# Exercise:
Which lines below hold the word "title"? Copy all of them.

# Data excerpts:
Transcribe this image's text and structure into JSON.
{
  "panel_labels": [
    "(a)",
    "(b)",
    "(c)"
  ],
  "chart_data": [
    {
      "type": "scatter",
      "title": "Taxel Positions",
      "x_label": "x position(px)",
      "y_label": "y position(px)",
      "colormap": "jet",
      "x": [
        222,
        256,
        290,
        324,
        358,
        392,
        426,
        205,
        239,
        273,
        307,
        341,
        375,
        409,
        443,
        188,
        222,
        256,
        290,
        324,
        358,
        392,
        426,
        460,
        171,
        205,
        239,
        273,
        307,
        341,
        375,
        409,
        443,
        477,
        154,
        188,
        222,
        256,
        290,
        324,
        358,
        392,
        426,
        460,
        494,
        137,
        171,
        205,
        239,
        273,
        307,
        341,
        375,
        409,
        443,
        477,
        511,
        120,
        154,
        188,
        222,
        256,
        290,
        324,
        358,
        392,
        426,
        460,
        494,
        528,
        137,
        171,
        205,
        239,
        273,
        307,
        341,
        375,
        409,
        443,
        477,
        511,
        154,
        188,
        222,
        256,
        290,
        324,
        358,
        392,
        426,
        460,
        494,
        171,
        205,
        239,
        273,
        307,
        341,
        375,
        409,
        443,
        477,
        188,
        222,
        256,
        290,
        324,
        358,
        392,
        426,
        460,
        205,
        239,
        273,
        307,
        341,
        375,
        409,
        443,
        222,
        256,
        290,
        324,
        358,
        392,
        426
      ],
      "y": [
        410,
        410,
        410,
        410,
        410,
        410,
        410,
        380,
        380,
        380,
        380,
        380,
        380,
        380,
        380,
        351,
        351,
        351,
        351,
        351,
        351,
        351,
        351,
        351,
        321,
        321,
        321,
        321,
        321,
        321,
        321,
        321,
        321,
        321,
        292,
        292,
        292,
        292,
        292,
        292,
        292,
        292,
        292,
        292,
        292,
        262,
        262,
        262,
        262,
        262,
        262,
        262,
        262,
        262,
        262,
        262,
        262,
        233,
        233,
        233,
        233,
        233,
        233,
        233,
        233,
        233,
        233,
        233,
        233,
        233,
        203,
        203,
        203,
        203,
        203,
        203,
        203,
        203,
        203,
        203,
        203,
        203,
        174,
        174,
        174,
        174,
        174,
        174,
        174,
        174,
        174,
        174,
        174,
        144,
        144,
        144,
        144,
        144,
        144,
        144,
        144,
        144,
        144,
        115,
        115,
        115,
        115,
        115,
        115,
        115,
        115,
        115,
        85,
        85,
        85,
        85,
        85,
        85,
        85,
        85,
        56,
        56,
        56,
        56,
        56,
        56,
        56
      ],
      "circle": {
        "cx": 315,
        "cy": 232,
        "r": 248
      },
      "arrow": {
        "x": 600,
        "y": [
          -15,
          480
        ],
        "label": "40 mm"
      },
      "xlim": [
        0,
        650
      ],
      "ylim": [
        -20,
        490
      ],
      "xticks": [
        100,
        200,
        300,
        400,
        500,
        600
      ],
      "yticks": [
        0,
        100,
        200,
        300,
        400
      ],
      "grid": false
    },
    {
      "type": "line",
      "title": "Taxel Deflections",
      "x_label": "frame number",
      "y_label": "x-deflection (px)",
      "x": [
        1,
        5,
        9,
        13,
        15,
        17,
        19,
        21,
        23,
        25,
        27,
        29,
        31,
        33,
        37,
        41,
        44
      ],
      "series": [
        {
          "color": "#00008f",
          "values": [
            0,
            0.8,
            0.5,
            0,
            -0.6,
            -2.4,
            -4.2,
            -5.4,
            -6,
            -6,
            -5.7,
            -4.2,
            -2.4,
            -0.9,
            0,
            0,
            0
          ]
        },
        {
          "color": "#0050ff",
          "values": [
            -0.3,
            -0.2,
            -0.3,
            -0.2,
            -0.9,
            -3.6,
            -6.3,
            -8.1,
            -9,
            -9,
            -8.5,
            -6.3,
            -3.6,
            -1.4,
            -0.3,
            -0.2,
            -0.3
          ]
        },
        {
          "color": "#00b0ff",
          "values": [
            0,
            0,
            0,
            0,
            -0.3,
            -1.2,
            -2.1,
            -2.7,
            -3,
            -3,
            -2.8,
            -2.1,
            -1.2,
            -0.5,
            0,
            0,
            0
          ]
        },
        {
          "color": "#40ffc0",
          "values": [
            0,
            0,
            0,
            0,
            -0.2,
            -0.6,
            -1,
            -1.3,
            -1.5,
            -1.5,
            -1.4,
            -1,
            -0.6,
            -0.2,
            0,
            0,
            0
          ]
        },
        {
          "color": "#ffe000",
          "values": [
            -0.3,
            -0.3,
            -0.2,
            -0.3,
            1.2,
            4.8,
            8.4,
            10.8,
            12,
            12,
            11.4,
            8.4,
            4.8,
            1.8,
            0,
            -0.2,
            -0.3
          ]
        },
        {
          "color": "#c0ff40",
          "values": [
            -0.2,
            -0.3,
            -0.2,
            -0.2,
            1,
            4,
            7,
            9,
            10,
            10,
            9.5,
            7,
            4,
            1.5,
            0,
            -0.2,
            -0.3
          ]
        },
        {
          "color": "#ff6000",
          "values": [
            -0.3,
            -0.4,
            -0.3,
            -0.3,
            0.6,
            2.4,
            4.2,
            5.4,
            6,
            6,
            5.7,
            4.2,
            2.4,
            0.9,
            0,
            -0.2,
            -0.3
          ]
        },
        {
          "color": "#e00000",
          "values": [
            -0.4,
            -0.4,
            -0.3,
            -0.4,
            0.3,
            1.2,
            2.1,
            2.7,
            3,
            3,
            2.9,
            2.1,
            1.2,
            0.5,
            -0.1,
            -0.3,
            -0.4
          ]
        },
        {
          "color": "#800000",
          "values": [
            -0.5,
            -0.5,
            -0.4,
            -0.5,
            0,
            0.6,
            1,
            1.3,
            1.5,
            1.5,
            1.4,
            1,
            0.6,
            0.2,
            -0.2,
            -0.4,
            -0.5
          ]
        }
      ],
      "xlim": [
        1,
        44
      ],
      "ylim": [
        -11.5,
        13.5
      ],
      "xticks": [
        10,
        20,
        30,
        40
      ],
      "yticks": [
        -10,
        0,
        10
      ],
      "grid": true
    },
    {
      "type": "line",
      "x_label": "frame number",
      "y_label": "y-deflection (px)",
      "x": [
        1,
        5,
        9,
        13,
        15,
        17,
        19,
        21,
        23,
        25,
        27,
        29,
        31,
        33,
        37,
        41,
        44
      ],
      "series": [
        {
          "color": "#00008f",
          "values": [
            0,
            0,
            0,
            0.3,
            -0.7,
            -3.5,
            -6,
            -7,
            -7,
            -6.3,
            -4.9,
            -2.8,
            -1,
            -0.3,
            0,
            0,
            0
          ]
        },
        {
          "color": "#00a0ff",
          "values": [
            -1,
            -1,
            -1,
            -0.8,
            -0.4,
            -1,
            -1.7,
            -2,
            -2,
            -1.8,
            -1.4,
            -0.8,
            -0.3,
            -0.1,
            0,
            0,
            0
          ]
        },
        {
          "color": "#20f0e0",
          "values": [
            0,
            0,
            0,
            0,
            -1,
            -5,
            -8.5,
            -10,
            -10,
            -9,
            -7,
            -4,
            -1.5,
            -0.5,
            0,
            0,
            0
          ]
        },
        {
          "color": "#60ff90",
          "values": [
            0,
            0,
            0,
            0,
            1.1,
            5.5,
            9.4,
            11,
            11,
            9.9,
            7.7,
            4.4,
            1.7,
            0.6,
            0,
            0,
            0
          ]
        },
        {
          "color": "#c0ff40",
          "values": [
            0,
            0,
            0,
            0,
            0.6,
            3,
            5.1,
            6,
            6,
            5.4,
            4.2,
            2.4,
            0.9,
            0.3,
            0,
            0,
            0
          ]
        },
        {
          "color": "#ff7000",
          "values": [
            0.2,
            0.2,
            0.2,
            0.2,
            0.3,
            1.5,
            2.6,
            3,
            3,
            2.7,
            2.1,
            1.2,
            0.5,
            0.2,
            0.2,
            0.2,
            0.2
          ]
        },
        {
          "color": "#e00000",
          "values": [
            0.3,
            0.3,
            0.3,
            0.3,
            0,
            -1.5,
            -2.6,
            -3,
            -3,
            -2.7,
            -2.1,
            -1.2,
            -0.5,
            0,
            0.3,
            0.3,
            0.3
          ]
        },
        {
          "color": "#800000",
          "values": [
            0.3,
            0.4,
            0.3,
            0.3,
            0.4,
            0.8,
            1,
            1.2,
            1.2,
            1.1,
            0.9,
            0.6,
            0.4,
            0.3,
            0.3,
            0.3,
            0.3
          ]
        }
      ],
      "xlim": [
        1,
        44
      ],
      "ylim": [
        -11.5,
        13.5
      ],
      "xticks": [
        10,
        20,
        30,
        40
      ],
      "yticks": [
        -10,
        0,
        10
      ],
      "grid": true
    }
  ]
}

# Result for this exercise:
      "title": "Taxel Positions",
      "title": "Taxel Deflections",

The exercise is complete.